> **EXERCISE GOAL**
Produce an exact copy of all the records.

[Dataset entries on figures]
########################################
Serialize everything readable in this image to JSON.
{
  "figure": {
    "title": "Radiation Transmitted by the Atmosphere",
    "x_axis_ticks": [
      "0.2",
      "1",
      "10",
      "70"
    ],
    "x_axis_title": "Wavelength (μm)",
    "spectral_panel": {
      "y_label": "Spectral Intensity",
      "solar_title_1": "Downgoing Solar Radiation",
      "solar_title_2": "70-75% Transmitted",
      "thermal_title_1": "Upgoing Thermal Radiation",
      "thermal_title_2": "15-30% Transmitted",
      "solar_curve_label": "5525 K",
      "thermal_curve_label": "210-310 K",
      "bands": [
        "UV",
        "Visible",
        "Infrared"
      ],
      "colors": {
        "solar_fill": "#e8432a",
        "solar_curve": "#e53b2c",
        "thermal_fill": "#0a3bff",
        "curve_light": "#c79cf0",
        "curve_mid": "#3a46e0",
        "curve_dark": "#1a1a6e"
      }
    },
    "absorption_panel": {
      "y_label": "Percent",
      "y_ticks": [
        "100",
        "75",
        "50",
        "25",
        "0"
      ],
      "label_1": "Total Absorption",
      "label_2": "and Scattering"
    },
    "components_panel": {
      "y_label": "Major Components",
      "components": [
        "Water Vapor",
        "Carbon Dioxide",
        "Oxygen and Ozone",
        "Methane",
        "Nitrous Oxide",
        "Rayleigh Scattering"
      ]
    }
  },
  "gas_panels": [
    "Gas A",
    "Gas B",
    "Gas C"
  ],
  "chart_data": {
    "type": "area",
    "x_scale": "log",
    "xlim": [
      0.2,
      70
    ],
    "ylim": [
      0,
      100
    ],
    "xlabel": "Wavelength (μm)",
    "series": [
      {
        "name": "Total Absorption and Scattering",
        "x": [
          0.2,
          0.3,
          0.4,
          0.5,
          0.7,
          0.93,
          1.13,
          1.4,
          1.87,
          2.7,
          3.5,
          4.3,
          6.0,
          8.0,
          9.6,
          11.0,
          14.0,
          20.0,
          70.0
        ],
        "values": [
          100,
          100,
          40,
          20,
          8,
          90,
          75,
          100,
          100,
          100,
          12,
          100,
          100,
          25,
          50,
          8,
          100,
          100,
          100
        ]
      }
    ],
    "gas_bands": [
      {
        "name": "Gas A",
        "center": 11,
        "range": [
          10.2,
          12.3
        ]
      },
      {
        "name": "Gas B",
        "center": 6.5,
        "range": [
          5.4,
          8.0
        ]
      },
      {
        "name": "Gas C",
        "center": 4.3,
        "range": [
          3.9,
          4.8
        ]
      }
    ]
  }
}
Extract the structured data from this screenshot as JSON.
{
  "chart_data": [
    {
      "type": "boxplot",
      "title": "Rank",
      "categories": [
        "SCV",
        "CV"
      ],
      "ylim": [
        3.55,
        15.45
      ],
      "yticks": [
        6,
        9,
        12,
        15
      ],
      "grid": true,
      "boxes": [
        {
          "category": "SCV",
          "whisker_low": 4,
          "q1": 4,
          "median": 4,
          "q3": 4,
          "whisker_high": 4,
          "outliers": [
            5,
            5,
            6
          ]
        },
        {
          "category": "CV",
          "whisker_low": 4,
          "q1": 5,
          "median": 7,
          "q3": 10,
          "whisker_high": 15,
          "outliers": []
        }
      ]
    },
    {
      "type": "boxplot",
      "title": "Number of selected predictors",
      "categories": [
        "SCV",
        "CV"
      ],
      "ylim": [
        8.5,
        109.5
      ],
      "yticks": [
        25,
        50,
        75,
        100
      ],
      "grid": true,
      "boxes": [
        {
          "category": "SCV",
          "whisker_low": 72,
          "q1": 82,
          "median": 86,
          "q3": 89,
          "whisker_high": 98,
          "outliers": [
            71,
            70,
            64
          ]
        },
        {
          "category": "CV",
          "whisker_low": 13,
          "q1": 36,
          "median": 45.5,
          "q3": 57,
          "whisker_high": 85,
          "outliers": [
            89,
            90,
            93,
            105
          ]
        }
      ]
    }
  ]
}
########################################
> **RESPONSE TO THE TASK**
Serialize everything readable in this image to JSON.
{
  "figure": {
    "title": "Radiation Transmitted by the Atmosphere",
    "x_axis_ticks": [
      "0.2",
      "1",
      "10",
      "70"
    ],
    "x_axis_title": "Wavelength (μm)",
    "spectral_panel": {
      "y_label": "Spectral Intensity",
      "solar_title_1": "Downgoing Solar Radiation",
      "solar_title_2": "70-75% Transmitted",
      "thermal_title_1": "Upgoing Thermal Radiation",
      "thermal_title_2": "15-30% Transmitted",
      "solar_curve_label": "5525 K",
      "thermal_curve_label": "210-310 K",
      "bands": [
        "UV",
        "Visible",
        "Infrared"
      ],
      "colors": {
        "solar_fill": "#e8432a",
        "solar_curve": "#e53b2c",
        "thermal_fill": "#0a3bff",
        "curve_light": "#c79cf0",
        "curve_mid": "#3a46e0",
        "curve_dark": "#1a1a6e"
      }
    },
    "absorption_panel": {
      "y_label": "Percent",
      "y_ticks": [
        "100",
        "75",
        "50",
        "25",
        "0"
      ],
      "label_1": "Total Absorption",
      "label_2": "and Scattering"
    },
    "components_panel": {
      "y_label": "Major Components",
      "components": [
        "Water Vapor",
        "Carbon Dioxide",
        "Oxygen and Ozone",
        "Methane",
        "Nitrous Oxide",
        "Rayleigh Scattering"
      ]
    }
  },
  "gas_panels": [
    "Gas A",
    "Gas B",
    "Gas C"
  ],
  "chart_data": {
    "type": "area",
    "x_scale": "log",
    "xlim": [
      0.2,
      70
    ],
    "ylim": [
      0,
      100
    ],
    "xlabel": "Wavelength (μm)",
    "series": [
      {
        "name": "Total Absorption and Scattering",
        "x": [
          0.2,
          0.3,
          0.4,
          0.5,
          0.7,
          0.93,
          1.13,
          1.4,
          1.87,
          2.7,
          3.5,
          4.3,
          6.0,
          8.0,
          9.6,
          11.0,
          14.0,
          20.0,
          70.0
        ],
        "values": [
          100,
          100,
          40,
          20,
          8,
          90,
          75,
          100,
          100,
          100,
          12,
          100,
          100,
          25,
          50,
          8,
          100,
          100,
          100
        ]
      }
    ],
    "gas_bands": [
      {
        "name": "Gas A",
        "center": 11,
        "range": [
          10.2,
          12.3
        ]
      },
      {
        "name": "Gas B",
        "center": 6.5,
        "range": [
          5.4,
          8.0
        ]
      },
      {
        "name": "Gas C",
        "center": 4.3,
        "range": [
          3.9,
          4.8
        ]
      }
    ]
  }
}
Extract the structured data from this screenshot as JSON.
{
  "chart_data": [
    {
      "type": "boxplot",
      "title": "Rank",
      "categories": [
        "SCV",
        "CV"
      ],
      "ylim": [
        3.55,
        15.45
      ],
      "yticks": [
        6,
        9,
        12,
        15
      ],
      "grid": true,
      "boxes": [
        {
          "category": "SCV",
          "whisker_low": 4,
          "q1": 4,
          "median": 4,
          "q3": 4,
          "whisker_high": 4,
          "outliers": [
            5,
            5,
            6
          ]
        },
        {
          "category": "CV",
          "whisker_low": 4,
          "q1": 5,
          "median": 7,
          "q3": 10,
          "whisker_high": 15,
          "outliers": []
        }
      ]
    },
    {
      "type": "boxplot",
      "title": "Number of selected predictors",
      "categories": [
        "SCV",
        "CV"
      ],
      "ylim": [
        8.5,
        109.5
      ],
      "yticks": [
        25,
        50,
        75,
        100
      ],
      "grid": true,
      "boxes": [
        {
          "category": "SCV",
          "whisker_low": 72,
          "q1": 82,
          "median": 86,
          "q3": 89,
          "whisker_high": 98,
          "outliers": [
            71,
            70,
            64
          ]
        },
        {
          "category": "CV",
          "whisker_low": 13,
          "q1": 36,
          "median": 45.5,
          "q3": 57,
          "whisker_high": 85,
          "outliers": [
            89,
            90,
            93,
            105
          ]
        }
      ]
    }
  ]
}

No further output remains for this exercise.